Structured figure records
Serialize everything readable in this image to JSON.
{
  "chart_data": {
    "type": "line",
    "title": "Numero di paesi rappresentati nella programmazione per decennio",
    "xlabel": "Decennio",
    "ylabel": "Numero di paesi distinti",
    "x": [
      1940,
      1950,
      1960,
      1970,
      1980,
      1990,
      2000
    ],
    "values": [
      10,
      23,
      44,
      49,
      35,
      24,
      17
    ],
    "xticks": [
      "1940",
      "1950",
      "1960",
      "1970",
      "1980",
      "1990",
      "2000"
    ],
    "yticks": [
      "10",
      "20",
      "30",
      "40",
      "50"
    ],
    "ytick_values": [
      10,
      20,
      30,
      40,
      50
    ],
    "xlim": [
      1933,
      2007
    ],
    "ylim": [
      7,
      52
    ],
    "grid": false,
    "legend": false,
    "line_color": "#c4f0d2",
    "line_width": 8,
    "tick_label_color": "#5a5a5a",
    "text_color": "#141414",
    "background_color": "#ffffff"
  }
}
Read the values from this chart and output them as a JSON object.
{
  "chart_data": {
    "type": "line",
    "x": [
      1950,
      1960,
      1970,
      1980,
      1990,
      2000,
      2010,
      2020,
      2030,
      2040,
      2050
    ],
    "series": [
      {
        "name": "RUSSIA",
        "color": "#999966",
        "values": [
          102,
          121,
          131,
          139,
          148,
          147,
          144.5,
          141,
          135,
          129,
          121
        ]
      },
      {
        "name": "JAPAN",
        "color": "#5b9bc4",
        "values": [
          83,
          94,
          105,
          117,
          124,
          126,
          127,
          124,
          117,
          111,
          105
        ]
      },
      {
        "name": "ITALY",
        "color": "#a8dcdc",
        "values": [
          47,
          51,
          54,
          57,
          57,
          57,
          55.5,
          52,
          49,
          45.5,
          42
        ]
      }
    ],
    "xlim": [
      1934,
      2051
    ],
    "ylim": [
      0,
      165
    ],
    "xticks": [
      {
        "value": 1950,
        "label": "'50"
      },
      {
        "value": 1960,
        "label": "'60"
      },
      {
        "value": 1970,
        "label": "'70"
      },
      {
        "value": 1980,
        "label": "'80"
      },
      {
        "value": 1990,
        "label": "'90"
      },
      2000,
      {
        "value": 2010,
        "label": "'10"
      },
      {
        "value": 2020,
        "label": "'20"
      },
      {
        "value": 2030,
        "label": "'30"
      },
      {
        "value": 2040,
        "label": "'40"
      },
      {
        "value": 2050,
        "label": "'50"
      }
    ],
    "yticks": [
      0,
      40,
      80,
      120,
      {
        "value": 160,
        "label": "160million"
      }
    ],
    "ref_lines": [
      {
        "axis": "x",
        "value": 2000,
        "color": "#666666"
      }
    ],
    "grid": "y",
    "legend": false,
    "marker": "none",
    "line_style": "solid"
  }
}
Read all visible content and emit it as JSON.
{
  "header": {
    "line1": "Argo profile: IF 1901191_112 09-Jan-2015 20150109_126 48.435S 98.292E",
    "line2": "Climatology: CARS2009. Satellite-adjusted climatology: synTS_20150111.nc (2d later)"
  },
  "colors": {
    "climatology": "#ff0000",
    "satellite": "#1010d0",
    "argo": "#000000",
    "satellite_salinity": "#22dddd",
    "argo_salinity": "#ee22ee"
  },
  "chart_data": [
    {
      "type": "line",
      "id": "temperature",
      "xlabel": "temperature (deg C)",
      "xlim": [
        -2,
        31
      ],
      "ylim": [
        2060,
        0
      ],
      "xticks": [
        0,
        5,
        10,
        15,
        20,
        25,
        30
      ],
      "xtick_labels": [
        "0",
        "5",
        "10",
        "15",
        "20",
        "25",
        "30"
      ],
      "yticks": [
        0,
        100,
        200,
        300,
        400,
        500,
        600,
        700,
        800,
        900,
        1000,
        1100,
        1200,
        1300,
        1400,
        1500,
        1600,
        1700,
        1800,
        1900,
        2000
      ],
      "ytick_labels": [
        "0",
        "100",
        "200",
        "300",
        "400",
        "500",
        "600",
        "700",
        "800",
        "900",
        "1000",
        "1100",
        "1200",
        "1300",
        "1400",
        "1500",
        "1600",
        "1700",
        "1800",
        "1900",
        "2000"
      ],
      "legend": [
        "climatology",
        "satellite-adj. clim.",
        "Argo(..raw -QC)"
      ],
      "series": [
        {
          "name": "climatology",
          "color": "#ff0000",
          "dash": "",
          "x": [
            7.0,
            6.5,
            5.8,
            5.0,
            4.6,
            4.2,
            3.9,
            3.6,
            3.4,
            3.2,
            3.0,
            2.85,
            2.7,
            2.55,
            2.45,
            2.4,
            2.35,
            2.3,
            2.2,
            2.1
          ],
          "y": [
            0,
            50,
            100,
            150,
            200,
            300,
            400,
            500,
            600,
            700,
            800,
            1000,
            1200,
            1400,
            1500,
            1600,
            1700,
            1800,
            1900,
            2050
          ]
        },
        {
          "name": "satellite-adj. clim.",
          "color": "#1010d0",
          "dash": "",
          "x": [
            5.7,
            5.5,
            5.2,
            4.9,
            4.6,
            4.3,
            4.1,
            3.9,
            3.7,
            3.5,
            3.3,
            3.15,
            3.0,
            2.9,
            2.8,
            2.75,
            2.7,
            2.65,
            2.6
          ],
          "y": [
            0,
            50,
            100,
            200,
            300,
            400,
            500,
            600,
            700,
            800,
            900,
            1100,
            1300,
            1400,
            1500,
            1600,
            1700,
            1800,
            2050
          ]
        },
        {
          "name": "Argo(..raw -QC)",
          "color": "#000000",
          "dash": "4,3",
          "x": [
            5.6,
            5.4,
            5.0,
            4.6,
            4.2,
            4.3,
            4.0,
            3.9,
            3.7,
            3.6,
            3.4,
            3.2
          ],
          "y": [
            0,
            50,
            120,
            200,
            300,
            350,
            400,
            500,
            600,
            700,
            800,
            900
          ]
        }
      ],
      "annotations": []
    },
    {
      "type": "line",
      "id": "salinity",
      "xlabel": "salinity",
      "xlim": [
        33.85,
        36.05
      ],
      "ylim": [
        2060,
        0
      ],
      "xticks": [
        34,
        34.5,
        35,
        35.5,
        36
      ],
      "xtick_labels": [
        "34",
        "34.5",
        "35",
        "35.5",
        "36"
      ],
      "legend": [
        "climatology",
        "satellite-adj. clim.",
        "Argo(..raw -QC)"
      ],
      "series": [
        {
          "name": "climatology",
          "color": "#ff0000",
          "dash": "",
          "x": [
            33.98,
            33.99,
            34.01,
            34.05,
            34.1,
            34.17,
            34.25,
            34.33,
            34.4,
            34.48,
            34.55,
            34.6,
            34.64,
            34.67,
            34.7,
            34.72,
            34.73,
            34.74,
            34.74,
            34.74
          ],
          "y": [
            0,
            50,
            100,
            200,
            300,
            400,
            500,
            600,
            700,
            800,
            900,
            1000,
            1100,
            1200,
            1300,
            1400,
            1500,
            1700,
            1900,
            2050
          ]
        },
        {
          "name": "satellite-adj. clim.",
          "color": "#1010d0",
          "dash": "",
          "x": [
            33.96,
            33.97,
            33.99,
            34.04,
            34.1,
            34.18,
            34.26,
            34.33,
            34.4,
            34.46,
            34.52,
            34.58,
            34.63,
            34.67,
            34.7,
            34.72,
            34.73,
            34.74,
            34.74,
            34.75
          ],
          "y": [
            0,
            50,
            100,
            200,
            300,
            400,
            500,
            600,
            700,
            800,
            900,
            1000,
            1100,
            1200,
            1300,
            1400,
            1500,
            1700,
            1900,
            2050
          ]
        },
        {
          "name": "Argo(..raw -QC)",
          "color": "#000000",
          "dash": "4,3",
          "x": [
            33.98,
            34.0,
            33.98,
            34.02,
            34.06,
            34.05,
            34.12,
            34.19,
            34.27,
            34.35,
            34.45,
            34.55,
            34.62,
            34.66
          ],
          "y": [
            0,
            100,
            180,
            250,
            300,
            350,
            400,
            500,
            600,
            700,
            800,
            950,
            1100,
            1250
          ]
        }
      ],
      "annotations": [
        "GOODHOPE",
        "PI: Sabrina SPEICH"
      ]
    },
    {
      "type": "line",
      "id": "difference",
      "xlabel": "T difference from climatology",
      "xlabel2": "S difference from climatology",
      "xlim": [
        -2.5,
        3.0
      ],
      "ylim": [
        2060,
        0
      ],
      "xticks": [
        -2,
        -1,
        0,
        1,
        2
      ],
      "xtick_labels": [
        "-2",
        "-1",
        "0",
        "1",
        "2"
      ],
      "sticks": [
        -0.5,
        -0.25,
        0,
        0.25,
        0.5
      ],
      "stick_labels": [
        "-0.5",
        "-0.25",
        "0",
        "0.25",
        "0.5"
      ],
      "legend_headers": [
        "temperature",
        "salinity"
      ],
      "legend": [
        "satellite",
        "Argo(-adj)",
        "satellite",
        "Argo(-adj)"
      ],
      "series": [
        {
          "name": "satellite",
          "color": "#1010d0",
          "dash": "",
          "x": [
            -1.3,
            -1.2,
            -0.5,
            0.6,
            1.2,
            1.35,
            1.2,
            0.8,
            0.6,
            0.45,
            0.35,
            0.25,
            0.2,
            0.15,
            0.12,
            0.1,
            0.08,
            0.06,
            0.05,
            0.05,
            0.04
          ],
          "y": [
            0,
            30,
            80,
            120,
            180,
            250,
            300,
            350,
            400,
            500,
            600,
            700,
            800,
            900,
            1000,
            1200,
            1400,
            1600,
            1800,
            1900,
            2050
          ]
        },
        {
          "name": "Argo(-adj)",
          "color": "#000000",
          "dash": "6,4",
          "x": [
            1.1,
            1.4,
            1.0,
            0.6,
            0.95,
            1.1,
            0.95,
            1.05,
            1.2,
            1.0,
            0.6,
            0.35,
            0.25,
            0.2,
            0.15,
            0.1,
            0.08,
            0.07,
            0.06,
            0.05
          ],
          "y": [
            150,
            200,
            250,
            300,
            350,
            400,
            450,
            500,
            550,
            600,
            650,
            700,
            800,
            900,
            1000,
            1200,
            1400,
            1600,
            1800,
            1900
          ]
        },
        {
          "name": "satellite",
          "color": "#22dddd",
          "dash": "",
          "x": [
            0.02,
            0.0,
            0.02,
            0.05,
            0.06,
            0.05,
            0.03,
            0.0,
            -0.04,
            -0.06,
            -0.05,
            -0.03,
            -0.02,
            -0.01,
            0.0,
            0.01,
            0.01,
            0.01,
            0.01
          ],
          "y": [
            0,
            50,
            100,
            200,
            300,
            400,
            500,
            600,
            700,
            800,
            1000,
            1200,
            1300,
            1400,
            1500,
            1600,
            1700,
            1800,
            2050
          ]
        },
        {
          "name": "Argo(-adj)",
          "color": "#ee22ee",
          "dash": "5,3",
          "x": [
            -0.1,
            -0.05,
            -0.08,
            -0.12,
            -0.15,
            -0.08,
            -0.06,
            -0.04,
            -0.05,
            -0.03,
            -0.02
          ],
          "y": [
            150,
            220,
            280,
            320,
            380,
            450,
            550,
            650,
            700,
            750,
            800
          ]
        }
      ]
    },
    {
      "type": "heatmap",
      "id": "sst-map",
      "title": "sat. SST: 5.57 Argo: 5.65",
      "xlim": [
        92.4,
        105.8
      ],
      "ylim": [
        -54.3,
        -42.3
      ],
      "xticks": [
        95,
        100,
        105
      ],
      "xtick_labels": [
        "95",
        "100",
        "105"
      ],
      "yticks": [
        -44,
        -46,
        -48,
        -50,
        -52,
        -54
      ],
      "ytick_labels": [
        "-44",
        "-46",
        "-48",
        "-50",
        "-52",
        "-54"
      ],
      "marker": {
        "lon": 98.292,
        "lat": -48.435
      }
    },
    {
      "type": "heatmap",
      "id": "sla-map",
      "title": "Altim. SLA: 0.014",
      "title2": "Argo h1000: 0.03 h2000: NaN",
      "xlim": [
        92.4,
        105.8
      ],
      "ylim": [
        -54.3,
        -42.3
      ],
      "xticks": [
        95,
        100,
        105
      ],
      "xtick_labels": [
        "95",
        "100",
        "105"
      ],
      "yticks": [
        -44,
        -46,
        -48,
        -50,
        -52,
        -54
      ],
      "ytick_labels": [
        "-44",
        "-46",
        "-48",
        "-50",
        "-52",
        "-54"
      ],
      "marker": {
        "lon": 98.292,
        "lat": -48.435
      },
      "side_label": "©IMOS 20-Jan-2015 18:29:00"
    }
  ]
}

§ **Exercise**: Check the records above line by line and tally those holding the string "climatology". Answer with the number only.

§ **Written response**: 8